* [WHAT YOU HAVE TO DO] Extract every line that contains the word "this".

(Recorded data)
******************************

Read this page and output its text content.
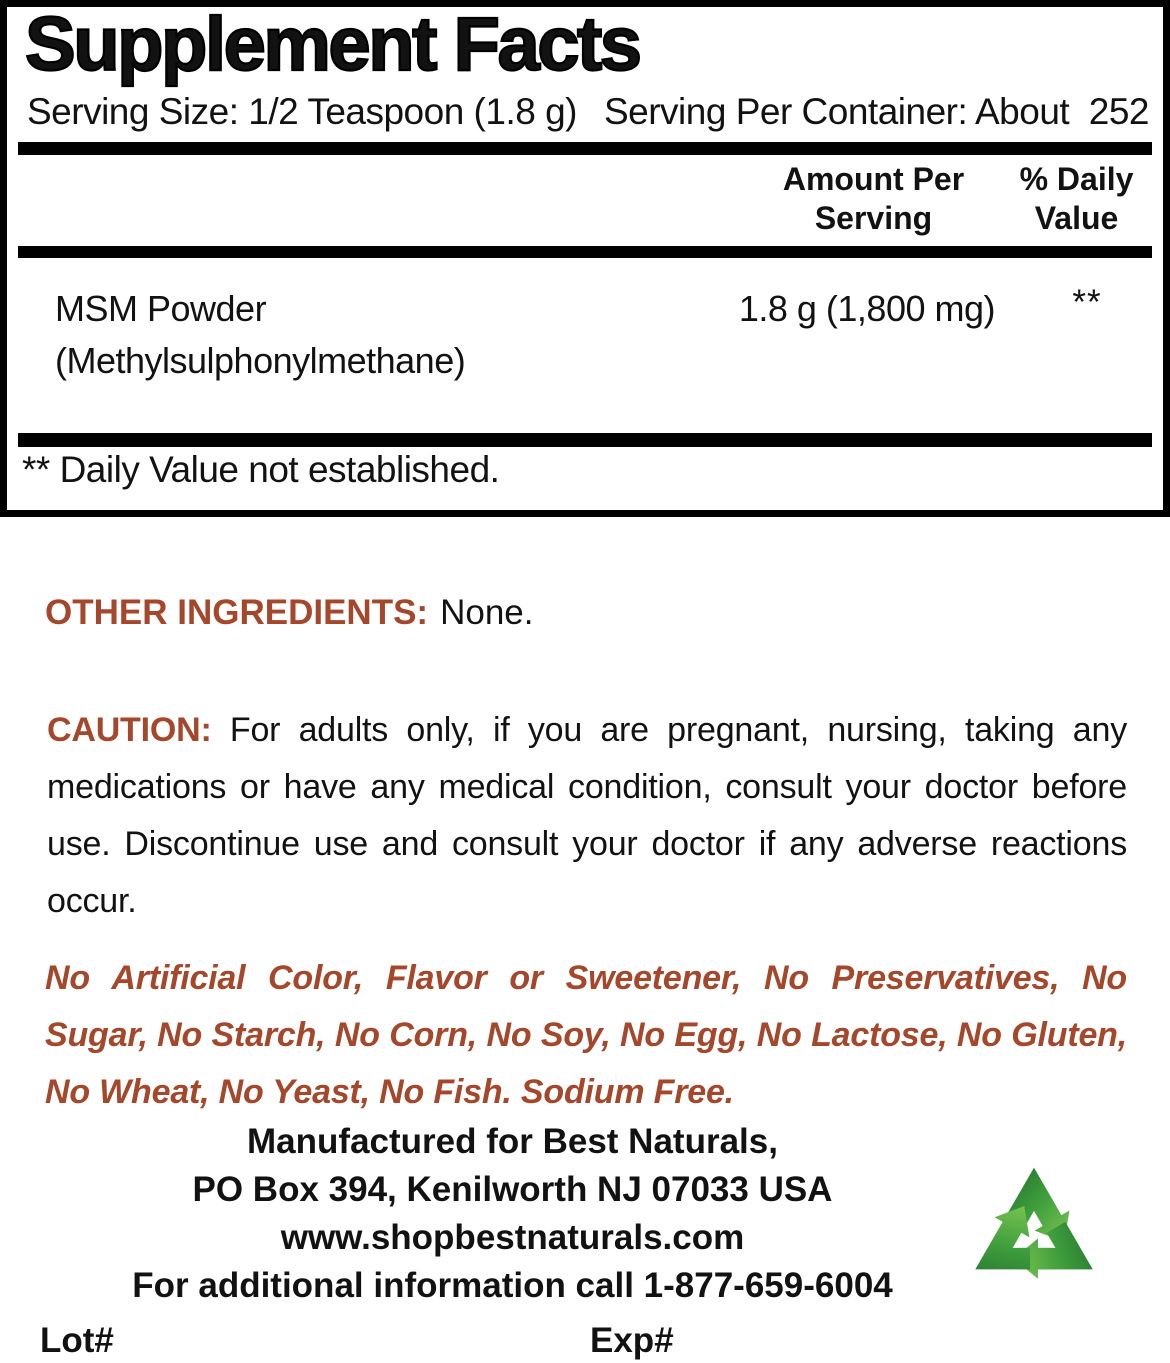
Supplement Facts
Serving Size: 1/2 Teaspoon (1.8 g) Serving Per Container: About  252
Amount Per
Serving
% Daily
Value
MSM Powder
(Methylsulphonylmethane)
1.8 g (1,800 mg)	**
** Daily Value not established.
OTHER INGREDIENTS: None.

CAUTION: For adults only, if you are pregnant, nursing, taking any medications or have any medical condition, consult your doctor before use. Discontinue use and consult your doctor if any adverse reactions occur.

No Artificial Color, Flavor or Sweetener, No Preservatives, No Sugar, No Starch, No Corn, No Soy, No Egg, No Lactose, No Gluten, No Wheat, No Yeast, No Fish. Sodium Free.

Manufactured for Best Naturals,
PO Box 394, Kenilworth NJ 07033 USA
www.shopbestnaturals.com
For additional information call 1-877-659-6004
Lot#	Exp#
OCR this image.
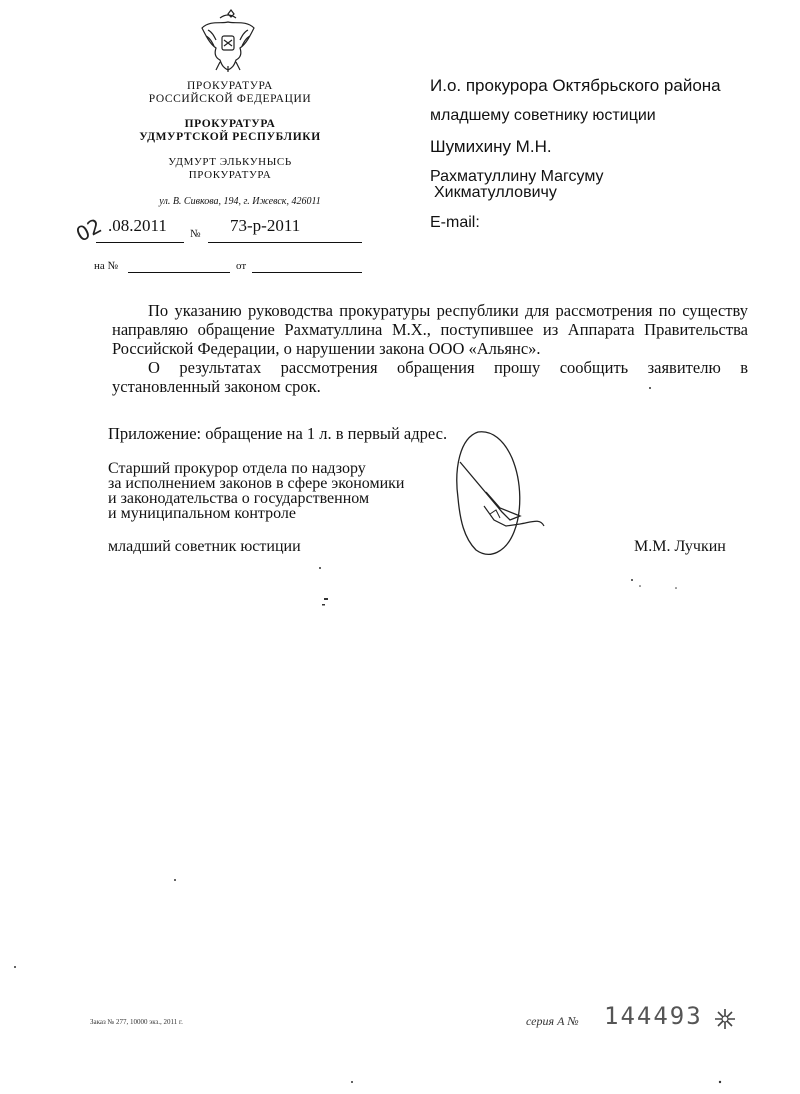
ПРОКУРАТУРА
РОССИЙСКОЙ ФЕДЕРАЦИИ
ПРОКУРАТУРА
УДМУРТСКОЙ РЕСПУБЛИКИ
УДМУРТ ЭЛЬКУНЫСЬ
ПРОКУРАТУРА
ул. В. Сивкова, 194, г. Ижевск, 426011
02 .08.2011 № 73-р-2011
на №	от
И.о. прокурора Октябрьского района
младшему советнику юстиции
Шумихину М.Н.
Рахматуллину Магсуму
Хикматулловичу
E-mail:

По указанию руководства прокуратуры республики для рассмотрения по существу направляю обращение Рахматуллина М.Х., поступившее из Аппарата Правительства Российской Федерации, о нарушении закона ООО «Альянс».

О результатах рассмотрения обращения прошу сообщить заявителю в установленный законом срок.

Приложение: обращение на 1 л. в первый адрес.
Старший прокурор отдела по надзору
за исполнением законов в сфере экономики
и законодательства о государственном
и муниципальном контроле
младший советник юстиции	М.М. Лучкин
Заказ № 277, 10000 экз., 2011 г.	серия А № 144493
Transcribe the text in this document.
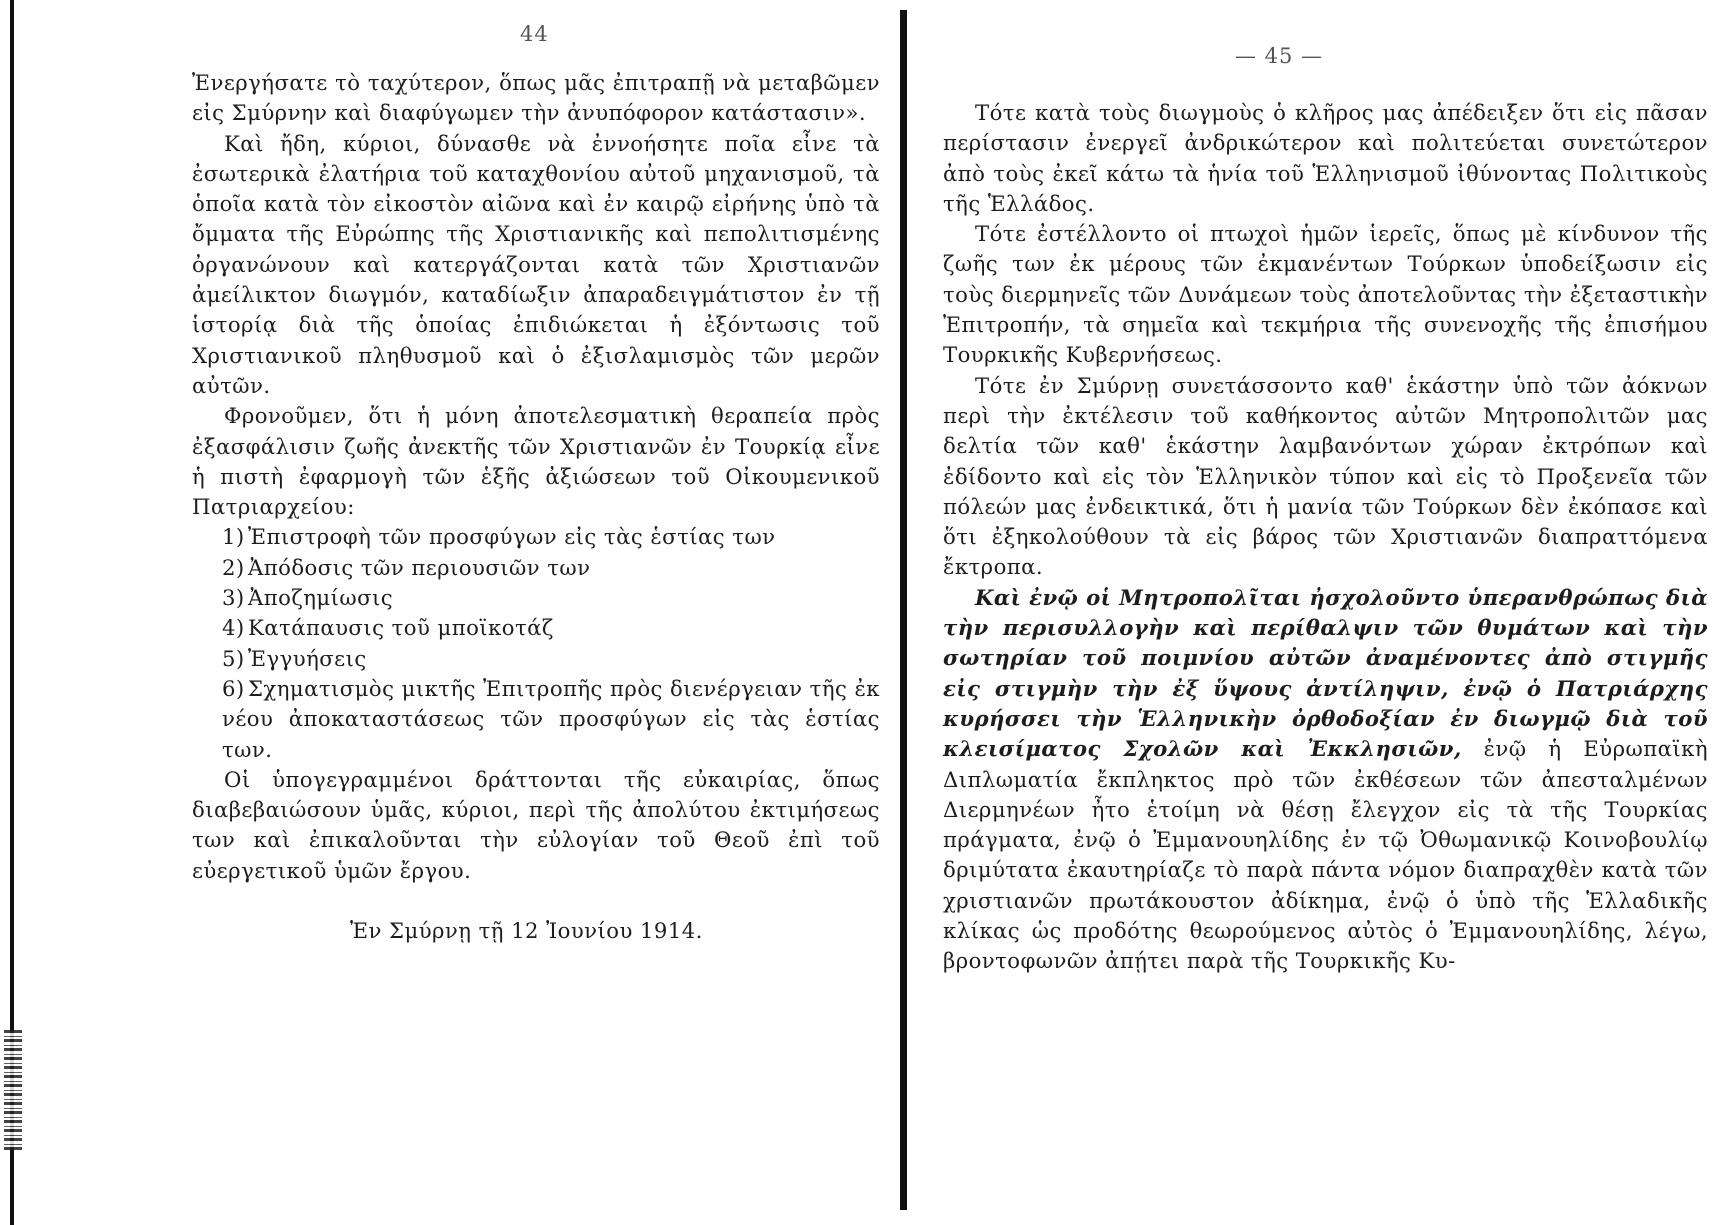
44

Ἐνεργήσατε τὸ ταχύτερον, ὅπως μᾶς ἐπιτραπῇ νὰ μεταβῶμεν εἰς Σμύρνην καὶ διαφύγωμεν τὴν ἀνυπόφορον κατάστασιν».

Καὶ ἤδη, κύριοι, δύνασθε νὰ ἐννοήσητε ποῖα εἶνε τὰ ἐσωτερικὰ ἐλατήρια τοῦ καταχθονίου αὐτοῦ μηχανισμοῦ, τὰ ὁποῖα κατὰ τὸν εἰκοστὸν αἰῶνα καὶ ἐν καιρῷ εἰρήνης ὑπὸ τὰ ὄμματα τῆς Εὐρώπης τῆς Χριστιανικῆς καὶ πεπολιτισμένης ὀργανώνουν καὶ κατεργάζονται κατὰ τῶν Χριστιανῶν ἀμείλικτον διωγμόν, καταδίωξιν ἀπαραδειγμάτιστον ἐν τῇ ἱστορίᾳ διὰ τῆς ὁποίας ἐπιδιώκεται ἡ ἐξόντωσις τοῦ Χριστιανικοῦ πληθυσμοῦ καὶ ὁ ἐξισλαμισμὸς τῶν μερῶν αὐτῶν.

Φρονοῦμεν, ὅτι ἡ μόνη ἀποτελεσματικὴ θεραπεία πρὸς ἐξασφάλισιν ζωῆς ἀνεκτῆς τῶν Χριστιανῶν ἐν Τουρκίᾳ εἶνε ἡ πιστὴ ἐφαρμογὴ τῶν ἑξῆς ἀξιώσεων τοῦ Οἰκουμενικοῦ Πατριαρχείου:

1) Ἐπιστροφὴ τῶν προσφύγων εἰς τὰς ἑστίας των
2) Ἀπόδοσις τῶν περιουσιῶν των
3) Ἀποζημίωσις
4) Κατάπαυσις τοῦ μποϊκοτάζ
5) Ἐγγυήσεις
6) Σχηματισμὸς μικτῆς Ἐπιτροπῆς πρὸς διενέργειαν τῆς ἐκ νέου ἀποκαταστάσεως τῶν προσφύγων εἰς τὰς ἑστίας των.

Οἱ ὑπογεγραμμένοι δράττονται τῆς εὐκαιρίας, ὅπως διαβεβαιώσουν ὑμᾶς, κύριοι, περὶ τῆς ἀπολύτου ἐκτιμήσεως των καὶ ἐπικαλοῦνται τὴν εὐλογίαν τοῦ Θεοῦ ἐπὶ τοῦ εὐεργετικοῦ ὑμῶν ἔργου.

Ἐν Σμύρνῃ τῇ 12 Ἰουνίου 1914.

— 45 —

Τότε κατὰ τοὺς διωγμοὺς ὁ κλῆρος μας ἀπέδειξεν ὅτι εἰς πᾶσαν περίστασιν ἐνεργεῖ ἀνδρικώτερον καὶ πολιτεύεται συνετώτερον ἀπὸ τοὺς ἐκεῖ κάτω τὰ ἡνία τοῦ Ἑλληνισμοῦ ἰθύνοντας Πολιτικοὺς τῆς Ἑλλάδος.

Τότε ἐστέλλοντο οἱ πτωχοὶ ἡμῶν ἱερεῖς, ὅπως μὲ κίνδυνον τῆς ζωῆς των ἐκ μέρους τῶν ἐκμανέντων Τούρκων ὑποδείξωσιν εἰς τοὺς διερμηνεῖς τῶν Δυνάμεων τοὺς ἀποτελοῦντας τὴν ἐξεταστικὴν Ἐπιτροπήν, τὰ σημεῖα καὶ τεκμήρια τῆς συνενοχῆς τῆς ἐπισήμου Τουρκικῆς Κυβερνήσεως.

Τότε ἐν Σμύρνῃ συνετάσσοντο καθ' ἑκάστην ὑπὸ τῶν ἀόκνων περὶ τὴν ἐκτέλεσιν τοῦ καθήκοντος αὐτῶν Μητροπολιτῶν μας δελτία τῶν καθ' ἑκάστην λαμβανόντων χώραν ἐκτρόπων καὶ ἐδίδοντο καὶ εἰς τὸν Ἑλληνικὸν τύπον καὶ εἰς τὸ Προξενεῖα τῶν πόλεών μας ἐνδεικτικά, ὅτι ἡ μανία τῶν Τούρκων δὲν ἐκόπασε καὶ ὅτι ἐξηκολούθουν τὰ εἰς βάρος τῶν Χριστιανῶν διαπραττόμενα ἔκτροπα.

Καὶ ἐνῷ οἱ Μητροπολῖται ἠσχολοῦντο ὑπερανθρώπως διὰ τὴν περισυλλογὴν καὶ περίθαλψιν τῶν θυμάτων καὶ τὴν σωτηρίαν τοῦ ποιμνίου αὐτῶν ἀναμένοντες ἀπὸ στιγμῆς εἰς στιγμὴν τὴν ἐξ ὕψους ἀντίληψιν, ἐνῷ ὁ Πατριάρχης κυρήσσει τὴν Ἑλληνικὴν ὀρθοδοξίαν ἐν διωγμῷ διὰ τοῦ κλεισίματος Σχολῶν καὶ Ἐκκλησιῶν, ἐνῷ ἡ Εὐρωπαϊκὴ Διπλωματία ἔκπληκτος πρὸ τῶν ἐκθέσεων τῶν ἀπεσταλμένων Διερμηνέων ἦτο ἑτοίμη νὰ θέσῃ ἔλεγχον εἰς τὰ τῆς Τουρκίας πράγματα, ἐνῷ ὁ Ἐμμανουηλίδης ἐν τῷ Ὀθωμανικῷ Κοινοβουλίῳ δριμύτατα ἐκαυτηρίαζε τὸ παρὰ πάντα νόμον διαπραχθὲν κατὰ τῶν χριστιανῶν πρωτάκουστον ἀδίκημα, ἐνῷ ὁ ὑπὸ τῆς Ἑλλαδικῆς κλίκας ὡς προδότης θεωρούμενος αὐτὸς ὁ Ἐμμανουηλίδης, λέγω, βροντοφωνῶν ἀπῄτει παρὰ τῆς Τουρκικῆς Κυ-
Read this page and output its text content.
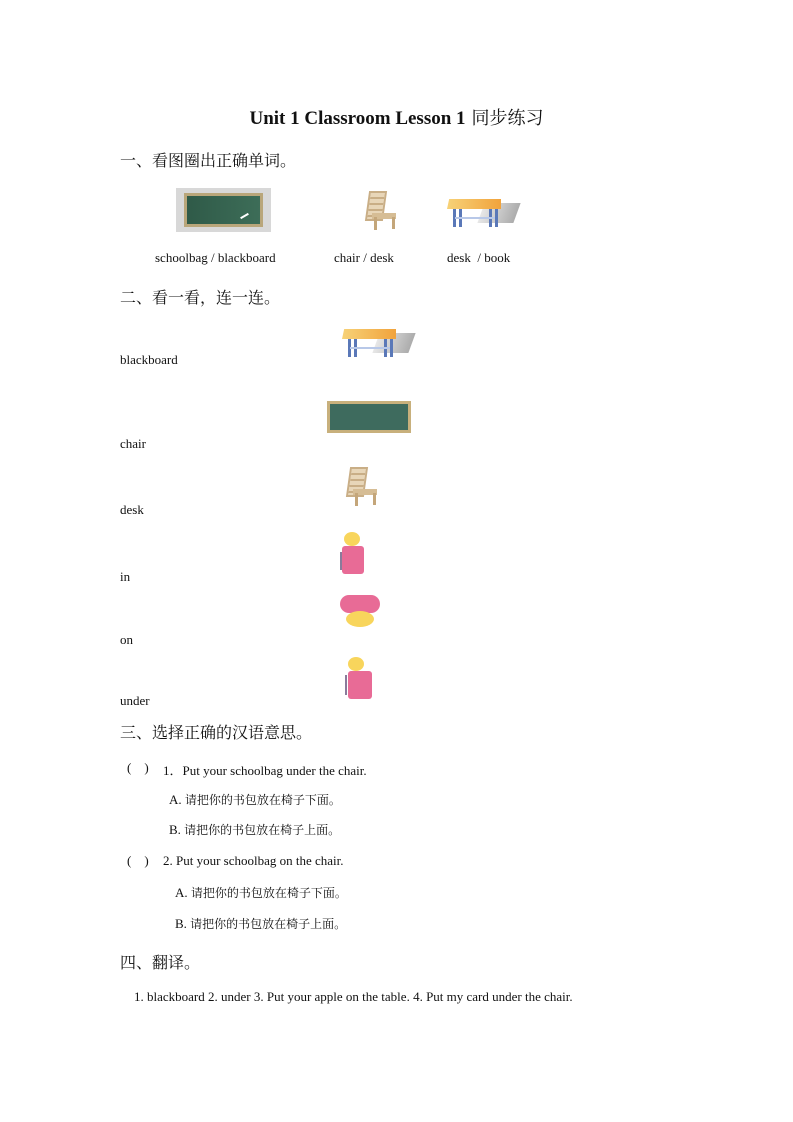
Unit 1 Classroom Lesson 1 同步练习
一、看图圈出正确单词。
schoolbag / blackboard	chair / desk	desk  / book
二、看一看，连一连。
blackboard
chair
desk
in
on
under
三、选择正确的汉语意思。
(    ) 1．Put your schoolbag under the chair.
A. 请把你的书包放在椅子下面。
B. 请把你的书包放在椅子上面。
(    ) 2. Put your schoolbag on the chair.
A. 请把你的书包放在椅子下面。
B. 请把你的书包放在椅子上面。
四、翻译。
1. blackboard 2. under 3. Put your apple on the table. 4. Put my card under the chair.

******************************

* [EXERCISE RESULT]
Read this page and output its text content.
OCR this image.
Transcribe the text in this document.
Read this page and output its text content.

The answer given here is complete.